Quote the entries that follow exactly, leaving none out.

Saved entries
>>
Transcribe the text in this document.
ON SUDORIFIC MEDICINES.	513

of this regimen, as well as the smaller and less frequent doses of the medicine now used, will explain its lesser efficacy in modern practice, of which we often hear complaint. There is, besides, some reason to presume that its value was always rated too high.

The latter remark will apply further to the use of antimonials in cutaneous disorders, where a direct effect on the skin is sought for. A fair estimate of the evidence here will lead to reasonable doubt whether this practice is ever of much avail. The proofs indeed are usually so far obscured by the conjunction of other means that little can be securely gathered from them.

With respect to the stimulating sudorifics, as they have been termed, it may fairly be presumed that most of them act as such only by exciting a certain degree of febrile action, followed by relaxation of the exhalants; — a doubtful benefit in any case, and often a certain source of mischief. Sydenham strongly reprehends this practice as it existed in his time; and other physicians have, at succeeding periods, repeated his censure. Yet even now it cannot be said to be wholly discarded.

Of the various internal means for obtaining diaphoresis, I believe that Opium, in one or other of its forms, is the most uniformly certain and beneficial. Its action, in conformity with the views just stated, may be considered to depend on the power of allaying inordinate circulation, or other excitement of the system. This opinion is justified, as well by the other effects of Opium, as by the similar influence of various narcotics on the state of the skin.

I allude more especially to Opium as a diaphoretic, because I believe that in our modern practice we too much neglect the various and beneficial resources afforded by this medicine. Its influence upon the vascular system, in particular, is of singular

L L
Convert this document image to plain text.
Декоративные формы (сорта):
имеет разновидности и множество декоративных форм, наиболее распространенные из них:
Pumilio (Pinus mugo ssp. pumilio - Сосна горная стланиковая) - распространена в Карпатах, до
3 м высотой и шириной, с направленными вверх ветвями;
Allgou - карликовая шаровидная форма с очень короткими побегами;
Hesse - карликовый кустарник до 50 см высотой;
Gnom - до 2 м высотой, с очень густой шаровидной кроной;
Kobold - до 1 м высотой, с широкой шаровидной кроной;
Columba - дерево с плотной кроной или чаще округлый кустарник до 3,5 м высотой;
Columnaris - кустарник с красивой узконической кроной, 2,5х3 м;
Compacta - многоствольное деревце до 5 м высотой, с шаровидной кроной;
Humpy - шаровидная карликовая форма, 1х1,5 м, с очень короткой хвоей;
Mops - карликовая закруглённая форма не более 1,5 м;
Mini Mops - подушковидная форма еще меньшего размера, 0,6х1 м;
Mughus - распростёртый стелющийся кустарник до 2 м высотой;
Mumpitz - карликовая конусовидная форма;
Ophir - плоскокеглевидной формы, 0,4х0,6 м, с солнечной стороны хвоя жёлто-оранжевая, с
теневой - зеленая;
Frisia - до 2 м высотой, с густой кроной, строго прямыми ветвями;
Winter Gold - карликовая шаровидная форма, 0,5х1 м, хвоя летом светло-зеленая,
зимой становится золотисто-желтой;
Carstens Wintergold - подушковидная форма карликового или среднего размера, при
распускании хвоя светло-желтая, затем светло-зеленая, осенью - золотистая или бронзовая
<<
* Result of the exercise *
Transcribe the text in this document.
ON SUDORIFIC MEDICINES.	513

of this regimen, as well as the smaller and less frequent doses of the medicine now used, will explain its lesser efficacy in modern practice, of which we often hear complaint. There is, besides, some reason to presume that its value was always rated too high.

The latter remark will apply further to the use of antimonials in cutaneous disorders, where a direct effect on the skin is sought for. A fair estimate of the evidence here will lead to reasonable doubt whether this practice is ever of much avail. The proofs indeed are usually so far obscured by the conjunction of other means that little can be securely gathered from them.

With respect to the stimulating sudorifics, as they have been termed, it may fairly be presumed that most of them act as such only by exciting a certain degree of febrile action, followed by relaxation of the exhalants; — a doubtful benefit in any case, and often a certain source of mischief. Sydenham strongly reprehends this practice as it existed in his time; and other physicians have, at succeeding periods, repeated his censure. Yet even now it cannot be said to be wholly discarded.

Of the various internal means for obtaining diaphoresis, I believe that Opium, in one or other of its forms, is the most uniformly certain and beneficial. Its action, in conformity with the views just stated, may be considered to depend on the power of allaying inordinate circulation, or other excitement of the system. This opinion is justified, as well by the other effects of Opium, as by the similar influence of various narcotics on the state of the skin.

I allude more especially to Opium as a diaphoretic, because I believe that in our modern practice we too much neglect the various and beneficial resources afforded by this medicine. Its influence upon the vascular system, in particular, is of singular

L L
Convert this document image to plain text.
Декоративные формы (сорта):
имеет разновидности и множество декоративных форм, наиболее распространенные из них:
Pumilio (Pinus mugo ssp. pumilio - Сосна горная стланиковая) - распространена в Карпатах, до
3 м высотой и шириной, с направленными вверх ветвями;
Allgou - карликовая шаровидная форма с очень короткими побегами;
Hesse - карликовый кустарник до 50 см высотой;
Gnom - до 2 м высотой, с очень густой шаровидной кроной;
Kobold - до 1 м высотой, с широкой шаровидной кроной;
Columba - дерево с плотной кроной или чаще округлый кустарник до 3,5 м высотой;
Columnaris - кустарник с красивой узконической кроной, 2,5х3 м;
Compacta - многоствольное деревце до 5 м высотой, с шаровидной кроной;
Humpy - шаровидная карликовая форма, 1х1,5 м, с очень короткой хвоей;
Mops - карликовая закруглённая форма не более 1,5 м;
Mini Mops - подушковидная форма еще меньшего размера, 0,6х1 м;
Mughus - распростёртый стелющийся кустарник до 2 м высотой;
Mumpitz - карликовая конусовидная форма;
Ophir - плоскокеглевидной формы, 0,4х0,6 м, с солнечной стороны хвоя жёлто-оранжевая, с
теневой - зеленая;
Frisia - до 2 м высотой, с густой кроной, строго прямыми ветвями;
Winter Gold - карликовая шаровидная форма, 0,5х1 м, хвоя летом светло-зеленая,
зимой становится золотисто-желтой;
Carstens Wintergold - подушковидная форма карликового или среднего размера, при
распускании хвоя светло-желтая, затем светло-зеленая, осенью - золотистая или бронзовая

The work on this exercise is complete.